▶ The exercise
In the part of the entries that opens with the line containing "Point bbox=[124, 509, 132, 518]" and closes with the line containing "Point bbox=[80, 508, 87, 518]", rename every "Point" to "Marker". Write out only those lines again and leave everything else in them unchanged.

▶ Data shown

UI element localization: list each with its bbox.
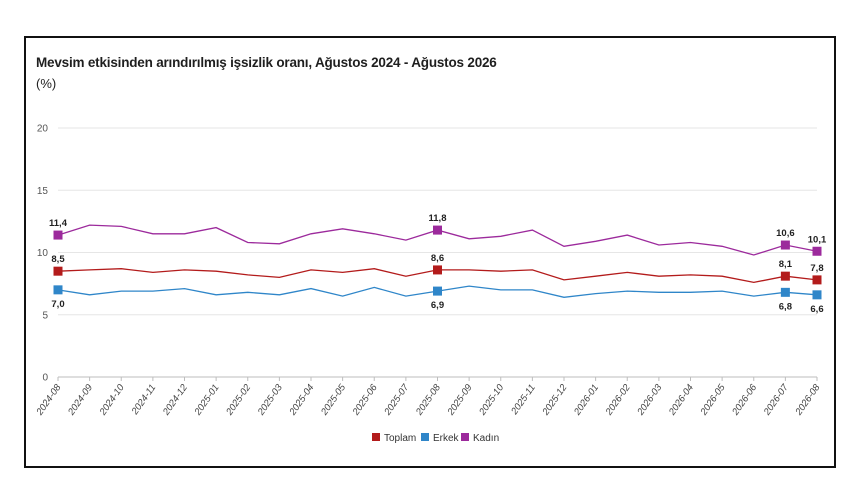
x-tick-label: 2026-04: [666, 382, 696, 418]
data-point-marker: [433, 265, 442, 275]
data-point-marker: [780, 240, 790, 250]
x-tick-label: 2024-09: [65, 382, 95, 418]
data-label: 8,1: [779, 259, 793, 270]
x-tick-label: 2025-04: [287, 382, 317, 418]
data-point-marker: [53, 266, 63, 276]
x-tick-label: 2026-06: [730, 382, 760, 418]
data-label: 6,8: [779, 301, 792, 312]
data-label: 10,6: [776, 228, 795, 239]
x-tick-label: 2026-02: [603, 382, 633, 418]
data-labels: 8,5 8,6 8,1 7,8 7,0 6,9 6,8 6,6 11,4 11,8 10,6 10,1: [49, 213, 827, 315]
data-point-marker: [812, 290, 822, 300]
x-tick-label: 2025-11: [509, 382, 538, 417]
y-tick-label: 20: [37, 124, 49, 135]
data-point-marker: [812, 246, 822, 256]
data-point-marker: [433, 225, 442, 235]
data-label: 8,5: [51, 254, 65, 265]
data-point-marker: [53, 230, 63, 240]
x-tick-label: 2025-01: [192, 382, 222, 418]
data-label: 11,8: [429, 213, 447, 224]
y-tick-label: 10: [37, 248, 49, 259]
x-tick-label: 2025-07: [382, 382, 412, 418]
x-tick-label: 2026-08: [793, 382, 823, 418]
legend-label-kadın: Kadın: [473, 433, 499, 444]
data-label: 6,9: [431, 300, 444, 311]
data-label: 11,4: [49, 218, 68, 229]
data-label: 10,1: [808, 234, 827, 245]
x-tick-label: 2024-08: [34, 382, 64, 418]
data-label: 7,0: [51, 299, 64, 310]
x-tick-label: 2025-09: [445, 382, 475, 418]
y-tick-label: 5: [42, 310, 48, 321]
legend-label-erkek: Erkek: [433, 433, 460, 444]
y-tick-label: 15: [37, 186, 49, 197]
legend-label-toplam: Toplam: [384, 433, 416, 444]
x-tick-label: 2025-02: [224, 382, 254, 418]
data-label: 8,6: [431, 253, 444, 264]
data-label: 6,6: [810, 304, 823, 315]
legend: Toplam Erkek Kadın: [372, 433, 499, 444]
x-tick-label: 2024-11: [129, 382, 158, 417]
y-tick-label: 0: [42, 373, 48, 384]
x-tick-label: 2024-12: [160, 382, 190, 418]
chart-unit: (%): [36, 76, 57, 91]
x-tick-label: 2026-05: [698, 382, 728, 418]
x-tick-label: 2025-06: [350, 382, 380, 418]
legend-swatch-kadın: [461, 433, 469, 441]
x-tick-label: 2025-03: [255, 382, 285, 418]
data-point-marker: [780, 271, 790, 281]
data-label: 7,8: [810, 263, 823, 274]
x-tick-label: 2026-07: [761, 382, 791, 418]
y-axis: 0 5 10 15 20: [37, 124, 49, 384]
data-point-marker: [812, 275, 822, 285]
x-tick-label: 2026-03: [635, 382, 665, 418]
legend-swatch-erkek: [421, 433, 429, 441]
legend-swatch-toplam: [372, 433, 380, 441]
x-tick-label: 2025-08: [413, 382, 443, 418]
x-tick-label: 2025-05: [318, 382, 348, 418]
data-point-marker: [780, 287, 790, 297]
data-point-marker: [433, 286, 442, 296]
data-point-marker: [53, 285, 63, 295]
x-tick-label: 2024-10: [97, 382, 127, 418]
x-tick-label: 2026-01: [571, 382, 601, 418]
x-axis: 2024-08 2024-09 2024-10 2024-11 2024-12 2025-…: [34, 377, 823, 418]
x-tick-label: 2025-12: [540, 382, 570, 418]
series: [53, 224, 822, 300]
chart-title: Mevsim etkisinden arındırılmış işsizlik …: [36, 55, 497, 70]
x-tick-label: 2025-10: [477, 382, 507, 418]
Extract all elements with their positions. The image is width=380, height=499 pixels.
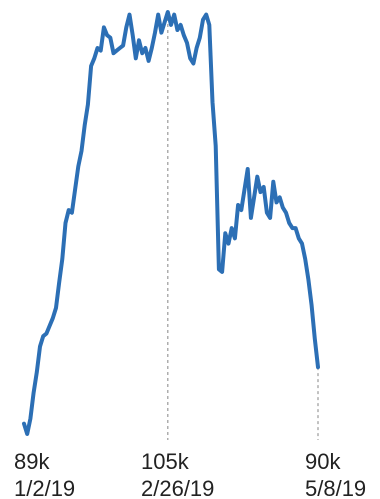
annotation-peak-date: 2/26/19 xyxy=(141,476,214,499)
guide-lines xyxy=(167,12,319,440)
annotation-end-date: 5/8/19 xyxy=(305,476,366,499)
annotation-start-value: 89k xyxy=(14,449,50,474)
series-line xyxy=(22,10,320,436)
annotation-end-value: 90k xyxy=(305,449,341,474)
annotation-start-date: 1/2/19 xyxy=(14,476,75,499)
annotation-peak-value: 105k xyxy=(141,449,190,474)
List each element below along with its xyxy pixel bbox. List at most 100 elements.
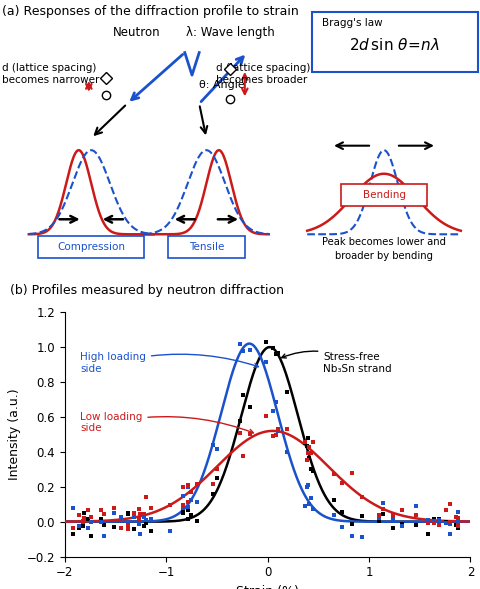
Point bbox=[124, 509, 132, 518]
Point bbox=[135, 504, 143, 514]
X-axis label: Strain (%): Strain (%) bbox=[236, 585, 299, 589]
Point bbox=[430, 519, 437, 528]
Text: Stress-free
Nb₃Sn strand: Stress-free Nb₃Sn strand bbox=[282, 351, 392, 374]
Point bbox=[424, 518, 432, 527]
Point bbox=[79, 517, 87, 526]
Point bbox=[270, 406, 277, 416]
Point bbox=[246, 402, 253, 412]
Point bbox=[184, 515, 192, 524]
Point bbox=[398, 521, 406, 531]
Point bbox=[187, 510, 195, 519]
Point bbox=[240, 346, 247, 356]
Point bbox=[97, 505, 105, 514]
Point bbox=[358, 512, 366, 521]
Point bbox=[435, 515, 443, 524]
Text: d (lattice spacing)
becomes broader: d (lattice spacing) becomes broader bbox=[216, 63, 311, 85]
Point bbox=[272, 397, 279, 406]
Point bbox=[135, 519, 143, 529]
Point bbox=[80, 513, 87, 522]
Point bbox=[75, 523, 83, 532]
Point bbox=[424, 530, 432, 539]
Point bbox=[80, 508, 87, 518]
Point bbox=[124, 522, 132, 532]
Point bbox=[398, 505, 406, 514]
Point bbox=[166, 501, 174, 510]
Point bbox=[184, 506, 192, 515]
Point bbox=[193, 516, 201, 525]
Point bbox=[180, 504, 187, 514]
Point bbox=[179, 508, 187, 518]
Point bbox=[375, 514, 383, 523]
Point bbox=[179, 500, 187, 509]
Point bbox=[184, 502, 192, 512]
Point bbox=[246, 345, 253, 355]
Point bbox=[442, 505, 450, 514]
Point bbox=[97, 514, 105, 524]
Point bbox=[446, 529, 454, 538]
Point bbox=[430, 515, 437, 524]
Point bbox=[87, 532, 95, 541]
Point bbox=[435, 520, 443, 530]
Point bbox=[84, 505, 92, 515]
Text: d (lattice spacing)
becomes narrower: d (lattice spacing) becomes narrower bbox=[2, 63, 100, 85]
Point bbox=[141, 521, 148, 531]
Point bbox=[412, 501, 420, 511]
Point bbox=[309, 438, 317, 447]
Point bbox=[453, 513, 460, 522]
Point bbox=[110, 522, 118, 532]
Point bbox=[101, 520, 108, 530]
Point bbox=[213, 474, 220, 483]
Point bbox=[240, 451, 247, 461]
Point bbox=[236, 416, 244, 425]
Point bbox=[246, 429, 253, 439]
Point bbox=[358, 492, 366, 502]
Point bbox=[187, 495, 195, 505]
Point bbox=[389, 510, 396, 519]
Point bbox=[424, 515, 432, 524]
Point bbox=[454, 518, 462, 527]
Point bbox=[210, 441, 217, 450]
Y-axis label: Intensity (a.u.): Intensity (a.u.) bbox=[8, 389, 21, 480]
Point bbox=[166, 527, 174, 536]
Point bbox=[118, 512, 125, 521]
Point bbox=[110, 508, 118, 518]
Point bbox=[135, 519, 143, 528]
Text: Bending: Bending bbox=[362, 190, 406, 200]
Point bbox=[97, 517, 105, 527]
Point bbox=[262, 411, 269, 421]
Point bbox=[147, 504, 155, 513]
Point bbox=[262, 337, 269, 346]
Point bbox=[305, 454, 312, 463]
Point bbox=[455, 507, 462, 517]
Point bbox=[79, 521, 87, 530]
Point bbox=[118, 512, 125, 521]
Point bbox=[283, 388, 290, 397]
Text: Peak becomes lower and
broader by bending: Peak becomes lower and broader by bendin… bbox=[322, 237, 446, 260]
Point bbox=[338, 478, 346, 488]
Point bbox=[307, 464, 315, 474]
Point bbox=[213, 444, 220, 454]
Point bbox=[272, 430, 279, 439]
Point bbox=[283, 425, 290, 434]
Point bbox=[270, 431, 277, 441]
Text: Bragg's law: Bragg's law bbox=[322, 18, 382, 28]
Text: Neutron: Neutron bbox=[113, 25, 161, 38]
Point bbox=[412, 520, 420, 530]
Point bbox=[180, 482, 187, 491]
Point bbox=[179, 492, 187, 501]
Point bbox=[142, 518, 150, 528]
Point bbox=[446, 529, 454, 538]
Point bbox=[304, 434, 312, 443]
FancyBboxPatch shape bbox=[312, 12, 478, 72]
Point bbox=[210, 479, 217, 488]
Point bbox=[193, 497, 201, 507]
Point bbox=[358, 532, 366, 541]
Point bbox=[446, 519, 454, 528]
Point bbox=[141, 512, 148, 522]
Point bbox=[442, 517, 450, 527]
Point bbox=[135, 514, 143, 524]
Point bbox=[130, 508, 138, 518]
Point bbox=[272, 349, 279, 358]
Point bbox=[375, 516, 383, 525]
Point bbox=[141, 509, 148, 519]
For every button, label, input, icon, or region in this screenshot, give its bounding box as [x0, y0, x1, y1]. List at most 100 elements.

▶ Final answer
Marker bbox=[124, 509, 132, 518]
Marker bbox=[135, 504, 143, 514]
X-axis label: Strain (%): Strain (%) bbox=[236, 585, 299, 589]
Marker bbox=[430, 519, 437, 528]
Text: Stress-free
Nb₃Sn strand: Stress-free Nb₃Sn strand bbox=[282, 351, 392, 374]
Marker bbox=[424, 518, 432, 527]
Marker bbox=[79, 517, 87, 526]
Marker bbox=[270, 406, 277, 416]
Marker bbox=[246, 402, 253, 412]
Marker bbox=[184, 515, 192, 524]
Marker bbox=[398, 521, 406, 531]
Marker bbox=[187, 510, 195, 519]
Marker bbox=[240, 346, 247, 356]
Marker bbox=[97, 505, 105, 514]
Marker bbox=[358, 512, 366, 521]
Marker bbox=[435, 515, 443, 524]
Text: d (lattice spacing)
becomes broader: d (lattice spacing) becomes broader bbox=[216, 63, 311, 85]
Marker bbox=[272, 397, 279, 406]
Marker bbox=[135, 519, 143, 529]
Marker bbox=[80, 513, 87, 522]
Marker bbox=[75, 523, 83, 532]
Marker bbox=[424, 530, 432, 539]
Marker bbox=[80, 508, 87, 518]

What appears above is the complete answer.